Objective: Scan the entries below. List each line with "수익금액".
* START The records *
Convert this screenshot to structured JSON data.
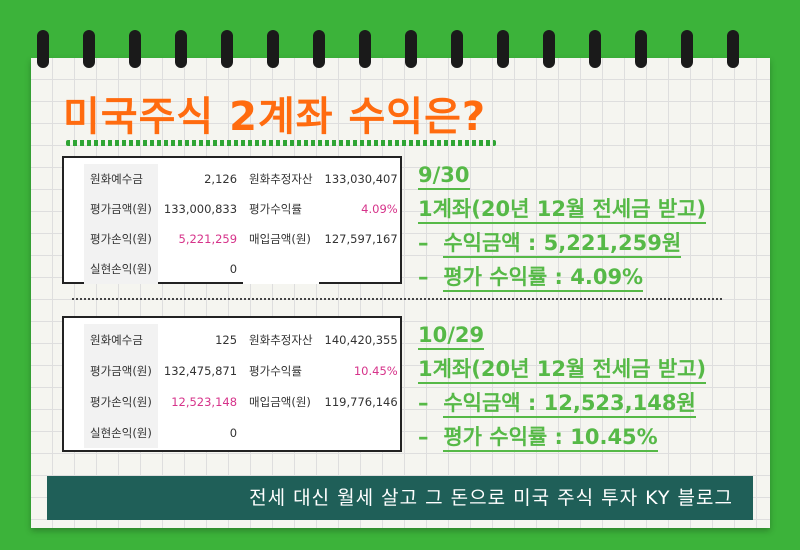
{
  "title": "미국주식 2계좌 수익은?",
  "accounts": [
    {
      "table": [
        {
          "label1": "원화예수금",
          "value1": "2,126",
          "label2": "원화추정자산",
          "value2": "133,030,407"
        },
        {
          "label1": "평가금액(원)",
          "value1": "133,000,833",
          "label2": "평가수익률",
          "value2": "4.09%"
        },
        {
          "label1": "평가손익(원)",
          "value1": "5,221,259",
          "label2": "매입금액(원)",
          "value2": "127,597,167"
        },
        {
          "label1": "실현손익(원)",
          "value1": "0",
          "label2": "",
          "value2": ""
        }
      ],
      "date": "9/30",
      "account_line": "1계좌(20년 12월 전세금 받고)",
      "profit_line": "수익금액 : 5,221,259원",
      "rate_line": "평가 수익률 : 4.09%"
    },
    {
      "table": [
        {
          "label1": "원화예수금",
          "value1": "125",
          "label2": "원화추정자산",
          "value2": "140,420,355"
        },
        {
          "label1": "평가금액(원)",
          "value1": "132,475,871",
          "label2": "평가수익률",
          "value2": "10.45%"
        },
        {
          "label1": "평가손익(원)",
          "value1": "12,523,148",
          "label2": "매입금액(원)",
          "value2": "119,776,146"
        },
        {
          "label1": "실현손익(원)",
          "value1": "0",
          "label2": "",
          "value2": ""
        }
      ],
      "date": "10/29",
      "account_line": "1계좌(20년 12월 전세금 받고)",
      "profit_line": "수익금액 : 12,523,148원",
      "rate_line": "평가 수익률 : 10.45%"
    }
  ],
  "footer": "전세 대신 월세 살고 그 돈으로 미국 주식 투자 KY 블로그",
  "colors": {
    "background": "#3cb33a",
    "title": "#ff6b0f",
    "info": "#56b947",
    "footer_bg": "#1f5f58",
    "highlight": "#d6338a"
  }
}
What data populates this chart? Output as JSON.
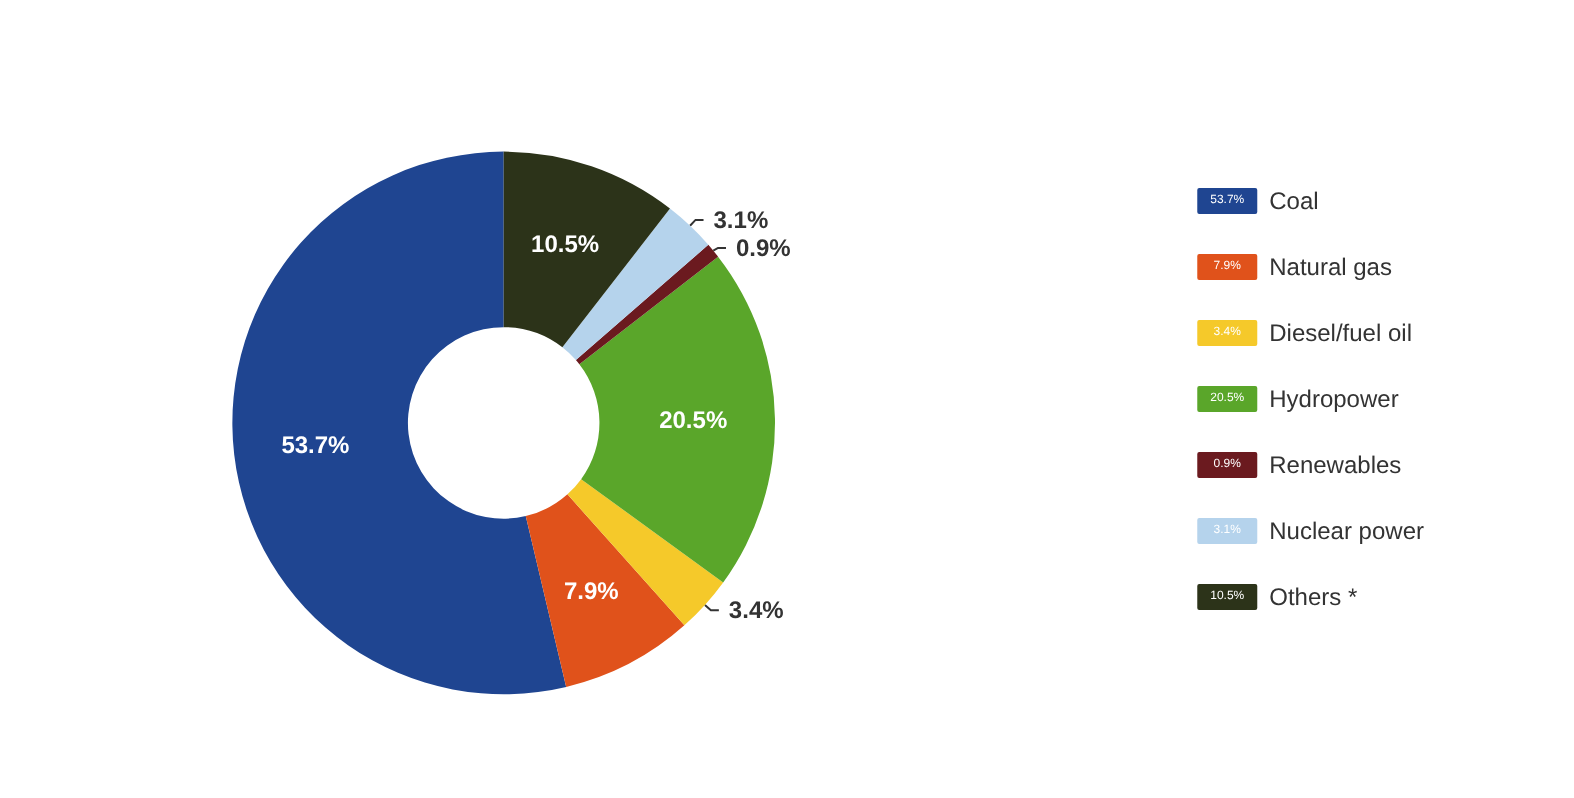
{
  "chart_data": {
    "type": "donut",
    "categories": [
      "Coal",
      "Natural gas",
      "Diesel/fuel oil",
      "Hydropower",
      "Renewables",
      "Nuclear power",
      "Others *"
    ],
    "values": [
      53.7,
      7.9,
      3.4,
      20.5,
      0.9,
      3.1,
      10.5
    ],
    "value_labels": [
      "53.7%",
      "7.9%",
      "3.4%",
      "20.5%",
      "0.9%",
      "3.1%",
      "10.5%"
    ],
    "colors": [
      "#1f4591",
      "#e0521b",
      "#f5c92a",
      "#5aa62a",
      "#6b1a1f",
      "#b5d3ec",
      "#2c3319"
    ],
    "legend": "right"
  }
}
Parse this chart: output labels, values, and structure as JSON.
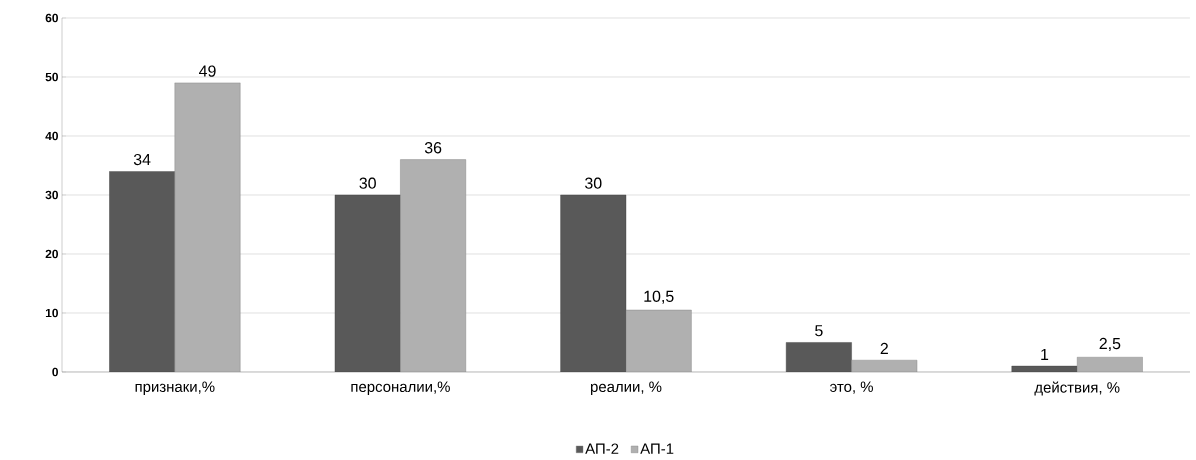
{
  "chart_data": {
    "type": "bar",
    "categories": [
      "признаки,%",
      "персоналии,%",
      "реалии, %",
      "это, %",
      "действия, %"
    ],
    "series": [
      {
        "name": "АП-2",
        "color": "#595959",
        "values": [
          34,
          30,
          30,
          5,
          1
        ],
        "value_labels": [
          "34",
          "30",
          "30",
          "5",
          "1"
        ]
      },
      {
        "name": "АП-1",
        "color": "#b0b0b0",
        "values": [
          49,
          36,
          10.5,
          2,
          2.5
        ],
        "value_labels": [
          "49",
          "36",
          "10,5",
          "2",
          "2,5"
        ]
      }
    ],
    "ylim": [
      0,
      60
    ],
    "yticks": [
      0,
      10,
      20,
      30,
      40,
      50,
      60
    ],
    "grid": "y",
    "legend": "bottom"
  }
}
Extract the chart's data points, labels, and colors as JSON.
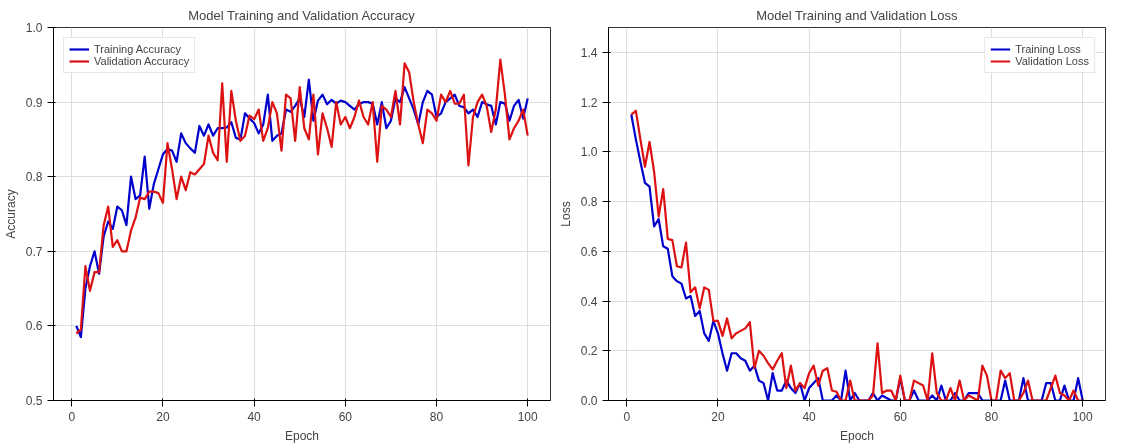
* END The records *
Worked solution:
      "profit_line": "수익금액 : 5,221,259원",
      "profit_line": "수익금액 : 12,523,148원",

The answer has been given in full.